======== Passage for review
King of Haiti (unproclaimed)
- Reign: 8 October 1820 – 18 October 1820
- Predecessor: Henri I
- Successor: Jean-Pierre Boyer as President of Haïti
- Born: 3 March 1804 Empire of Haiti
- Died: 18 October 1820 (aged 16) Sans-Souci Palace, Kingdom of Haiti

Names
- Jacques-Victor Henri Christophe
- Father: Henri I
- Mother: Marie-Louise Coidavid
- Religion: Roman Catholicism

= Jacques-Victor Henry =

Heir apparent to the throne of the Kingdom of Haiti

Jacques-Victor Henry, Prince Royal of Haiti (3 March 1804 – 18 October 1820) was the heir apparent to the throne of the Kingdom of Haiti.

He was the youngest child of Henri Christophe, then a general in the Haitian Army, by his wife Marie-Louise Coidavid. His father became President of the State of Haiti in 1807, and on March 28, 1811, he was proclaimed King of Haiti. The Prince Royal had two older brothers who both died before the proclamation of the kingdom, so he became the heir apparent with the title Prince Royal of Haiti, which came with the style of Royal Highness.

== Death ==
Following the death of his father on October 8, 1820, the Prince Royal should have been proclaimed as King Henri II of Haiti, but the country was already in turmoil and he never had a chance. Ten days later, he was murdered after being bayoneted by revolutionaries at the Sans-Souci Palace.
================
======== The data
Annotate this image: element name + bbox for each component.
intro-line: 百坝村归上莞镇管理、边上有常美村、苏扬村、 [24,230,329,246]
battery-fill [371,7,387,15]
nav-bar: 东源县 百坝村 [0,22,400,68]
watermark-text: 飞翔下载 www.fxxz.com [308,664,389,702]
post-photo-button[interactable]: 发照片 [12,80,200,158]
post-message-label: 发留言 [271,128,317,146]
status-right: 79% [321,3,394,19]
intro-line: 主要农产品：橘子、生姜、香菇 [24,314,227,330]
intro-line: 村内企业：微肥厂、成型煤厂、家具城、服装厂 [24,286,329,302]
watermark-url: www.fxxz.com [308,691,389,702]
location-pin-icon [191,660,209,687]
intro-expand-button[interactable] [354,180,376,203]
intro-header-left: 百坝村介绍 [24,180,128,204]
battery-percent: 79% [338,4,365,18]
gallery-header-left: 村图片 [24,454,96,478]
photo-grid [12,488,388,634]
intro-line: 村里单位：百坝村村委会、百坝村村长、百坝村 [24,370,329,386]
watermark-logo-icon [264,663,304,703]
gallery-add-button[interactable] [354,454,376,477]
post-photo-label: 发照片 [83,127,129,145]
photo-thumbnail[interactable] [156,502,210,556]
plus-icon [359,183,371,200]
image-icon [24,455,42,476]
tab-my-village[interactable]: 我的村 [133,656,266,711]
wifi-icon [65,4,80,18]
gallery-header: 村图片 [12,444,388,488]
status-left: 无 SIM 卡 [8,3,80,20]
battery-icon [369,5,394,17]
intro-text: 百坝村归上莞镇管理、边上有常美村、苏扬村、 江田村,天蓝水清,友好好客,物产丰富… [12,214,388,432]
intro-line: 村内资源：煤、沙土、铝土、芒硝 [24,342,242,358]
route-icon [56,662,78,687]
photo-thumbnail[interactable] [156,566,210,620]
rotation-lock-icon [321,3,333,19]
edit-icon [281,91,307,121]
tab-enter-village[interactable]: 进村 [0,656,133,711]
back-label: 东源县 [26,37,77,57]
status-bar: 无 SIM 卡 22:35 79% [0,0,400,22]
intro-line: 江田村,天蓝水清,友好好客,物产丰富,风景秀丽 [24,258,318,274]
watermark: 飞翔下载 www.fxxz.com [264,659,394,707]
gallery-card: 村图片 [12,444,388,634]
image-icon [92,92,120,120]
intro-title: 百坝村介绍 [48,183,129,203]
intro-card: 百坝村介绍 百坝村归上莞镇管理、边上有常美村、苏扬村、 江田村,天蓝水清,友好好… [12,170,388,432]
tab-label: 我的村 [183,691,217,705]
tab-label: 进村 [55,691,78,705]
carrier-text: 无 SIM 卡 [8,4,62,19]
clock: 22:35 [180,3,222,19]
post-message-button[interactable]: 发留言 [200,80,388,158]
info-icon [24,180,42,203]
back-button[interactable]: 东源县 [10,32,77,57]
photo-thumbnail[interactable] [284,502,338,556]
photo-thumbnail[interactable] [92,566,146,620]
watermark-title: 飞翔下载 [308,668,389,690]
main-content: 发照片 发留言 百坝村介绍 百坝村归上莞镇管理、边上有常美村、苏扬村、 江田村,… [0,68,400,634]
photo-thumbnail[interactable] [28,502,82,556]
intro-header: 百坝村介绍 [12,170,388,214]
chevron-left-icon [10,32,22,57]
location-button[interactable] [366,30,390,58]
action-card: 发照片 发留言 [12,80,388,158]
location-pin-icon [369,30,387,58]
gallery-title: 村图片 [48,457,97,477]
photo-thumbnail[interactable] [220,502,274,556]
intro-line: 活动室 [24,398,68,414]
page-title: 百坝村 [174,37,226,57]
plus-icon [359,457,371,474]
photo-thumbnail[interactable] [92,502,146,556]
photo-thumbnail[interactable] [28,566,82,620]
================
* [Task item]:
Reproduce the portion of the article on Jacques-Victor Henry starting at "Jacques-Victor Henry, Prince" and ending at "the Sans-Souci Palace.".

* [Result]:
Jacques-Victor Henry, Prince Royal of Haiti (3 March 1804 – 18 October 1820) was the heir apparent to the throne of the Kingdom of Haiti.

He was the youngest child of Henri Christophe, then a general in the Haitian Army, by his wife Marie-Louise Coidavid. His father became President of the State of Haiti in 1807, and on March 28, 1811, he was proclaimed King of Haiti. The Prince Royal had two older brothers who both died before the proclamation of the kingdom, so he became the heir apparent with the title Prince Royal of Haiti, which came with the style of Royal Highness.

== Death ==
Following the death of his father on October 8, 1820, the Prince Royal should have been proclaimed as King Henri II of Haiti, but the country was already in turmoil and he never had a chance. Ten days later, he was murdered after being bayoneted by revolutionaries at the Sans-Souci Palace.